Stored data entries
......
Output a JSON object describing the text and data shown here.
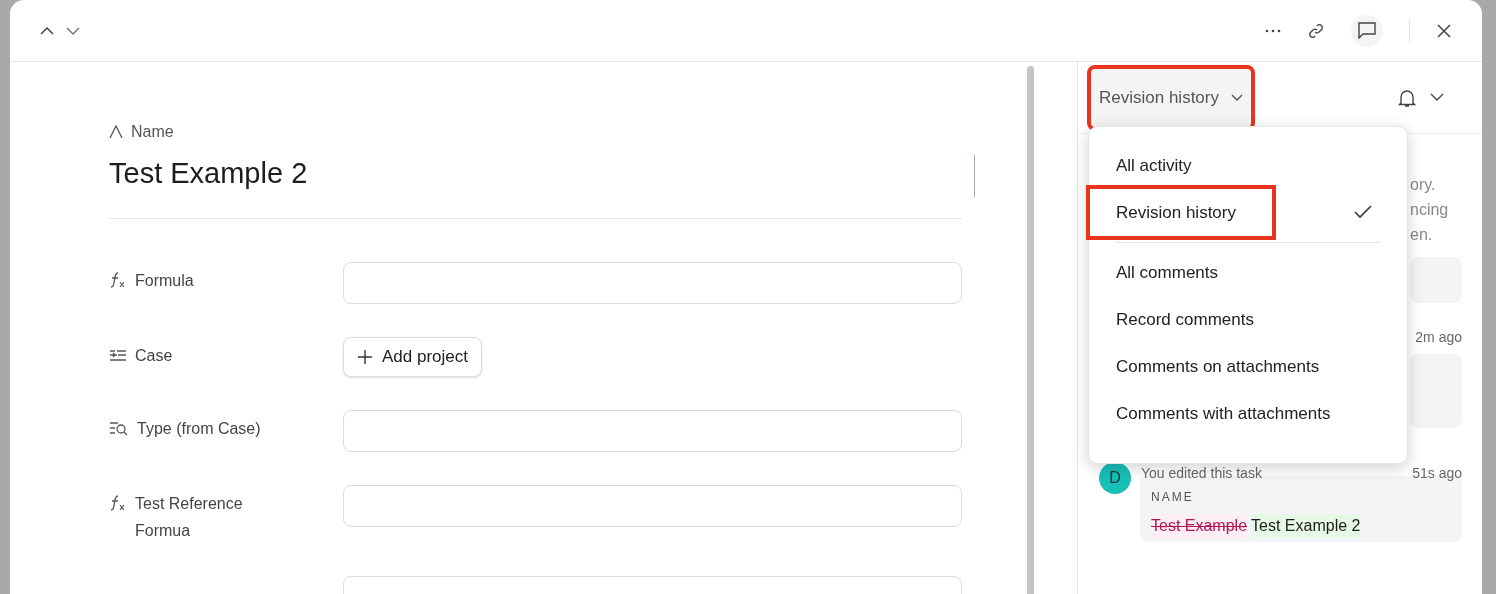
{
  "record": {
    "title_label": "Name",
    "title": "Test Example 2",
    "fields": [
      {
        "kind": "formula",
        "label": "Formula"
      },
      {
        "kind": "link",
        "label": "Case",
        "button_label": "Add project"
      },
      {
        "kind": "lookup",
        "label": "Type (from Case)"
      },
      {
        "kind": "formula",
        "label": "Test Reference Formua"
      },
      {
        "kind": "blank"
      }
    ]
  },
  "activity": {
    "filter": {
      "label": "Revision history",
      "annotated": true
    },
    "menu_groups": [
      [
        {
          "label": "All activity",
          "selected": false,
          "annotated": false
        },
        {
          "label": "Revision history",
          "selected": true,
          "annotated": true
        }
      ],
      [
        {
          "label": "All comments",
          "selected": false,
          "annotated": false
        },
        {
          "label": "Record comments",
          "selected": false,
          "annotated": false
        },
        {
          "label": "Comments on attachments",
          "selected": false,
          "annotated": false
        },
        {
          "label": "Comments with attachments",
          "selected": false,
          "annotated": false
        }
      ]
    ],
    "note_lines": [
      "ory.",
      "ncing",
      "en."
    ],
    "events": [
      {
        "time": "2m ago"
      },
      {
        "avatar": "D",
        "text": "You edited this task",
        "time": "51s ago",
        "field": "NAME",
        "removed": "Test Example",
        "added": "Test Example 2"
      }
    ]
  }
}
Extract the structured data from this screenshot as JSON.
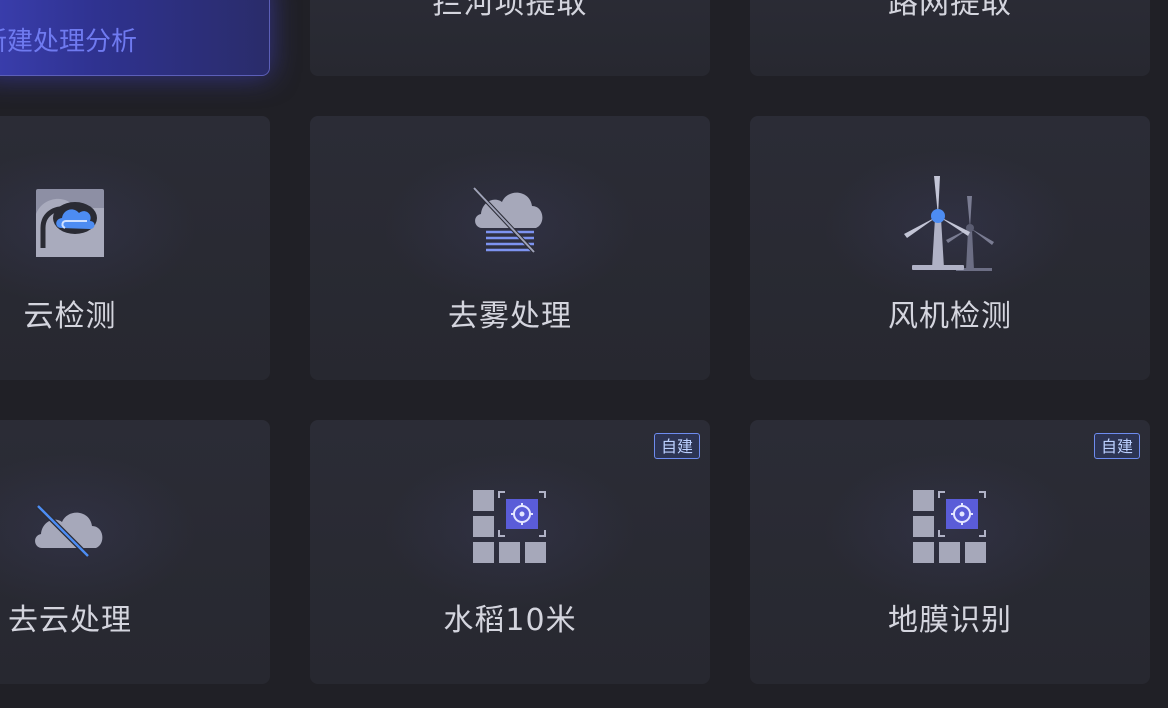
{
  "new_task_button": {
    "label": "新建处理分析"
  },
  "cards": {
    "dam": {
      "label": "拦河坝提取"
    },
    "road": {
      "label": "路网提取"
    },
    "cloud_detect": {
      "label": "云检测"
    },
    "dehaze": {
      "label": "去雾处理"
    },
    "wind_turbine": {
      "label": "风机检测"
    },
    "cloud_remove": {
      "label": "去云处理"
    },
    "rice": {
      "label": "水稻10米",
      "badge": "自建"
    },
    "film": {
      "label": "地膜识别",
      "badge": "自建"
    }
  },
  "colors": {
    "background": "#202026",
    "card": "#2a2b34",
    "label": "#d4d5de",
    "accent": "#5a5cd8",
    "badge_border": "#6e8cf0"
  },
  "icons": {
    "cloud_detect": "cloud-detect-icon",
    "dehaze": "dehaze-icon",
    "wind_turbine": "wind-turbine-icon",
    "cloud_remove": "cloud-remove-icon",
    "rice": "grid-target-icon",
    "film": "grid-target-icon"
  }
}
......
[Task goal]
Transcribe the records above exactly, leaving out every picture.

[Solution for this task]
Output a JSON object describing the text and data shown here.
{
  "record": {
    "title_label": "Name",
    "title": "Test Example 2",
    "fields": [
      {
        "kind": "formula",
        "label": "Formula"
      },
      {
        "kind": "link",
        "label": "Case",
        "button_label": "Add project"
      },
      {
        "kind": "lookup",
        "label": "Type (from Case)"
      },
      {
        "kind": "formula",
        "label": "Test Reference Formua"
      },
      {
        "kind": "blank"
      }
    ]
  },
  "activity": {
    "filter": {
      "label": "Revision history",
      "annotated": true
    },
    "menu_groups": [
      [
        {
          "label": "All activity",
          "selected": false,
          "annotated": false
        },
        {
          "label": "Revision history",
          "selected": true,
          "annotated": true
        }
      ],
      [
        {
          "label": "All comments",
          "selected": false,
          "annotated": false
        },
        {
          "label": "Record comments",
          "selected": false,
          "annotated": false
        },
        {
          "label": "Comments on attachments",
          "selected": false,
          "annotated": false
        },
        {
          "label": "Comments with attachments",
          "selected": false,
          "annotated": false
        }
      ]
    ],
    "note_lines": [
      "ory.",
      "ncing",
      "en."
    ],
    "events": [
      {
        "time": "2m ago"
      },
      {
        "avatar": "D",
        "text": "You edited this task",
        "time": "51s ago",
        "field": "NAME",
        "removed": "Test Example",
        "added": "Test Example 2"
      }
    ]
  }
}
Extract the structured data from this screenshot as JSON.
{
  "new_task_button": {
    "label": "新建处理分析"
  },
  "cards": {
    "dam": {
      "label": "拦河坝提取"
    },
    "road": {
      "label": "路网提取"
    },
    "cloud_detect": {
      "label": "云检测"
    },
    "dehaze": {
      "label": "去雾处理"
    },
    "wind_turbine": {
      "label": "风机检测"
    },
    "cloud_remove": {
      "label": "去云处理"
    },
    "rice": {
      "label": "水稻10米",
      "badge": "自建"
    },
    "film": {
      "label": "地膜识别",
      "badge": "自建"
    }
  },
  "colors": {
    "background": "#202026",
    "card": "#2a2b34",
    "label": "#d4d5de",
    "accent": "#5a5cd8",
    "badge_border": "#6e8cf0"
  },
  "icons": {
    "cloud_detect": "cloud-detect-icon",
    "dehaze": "dehaze-icon",
    "wind_turbine": "wind-turbine-icon",
    "cloud_remove": "cloud-remove-icon",
    "rice": "grid-target-icon",
    "film": "grid-target-icon"
  }
}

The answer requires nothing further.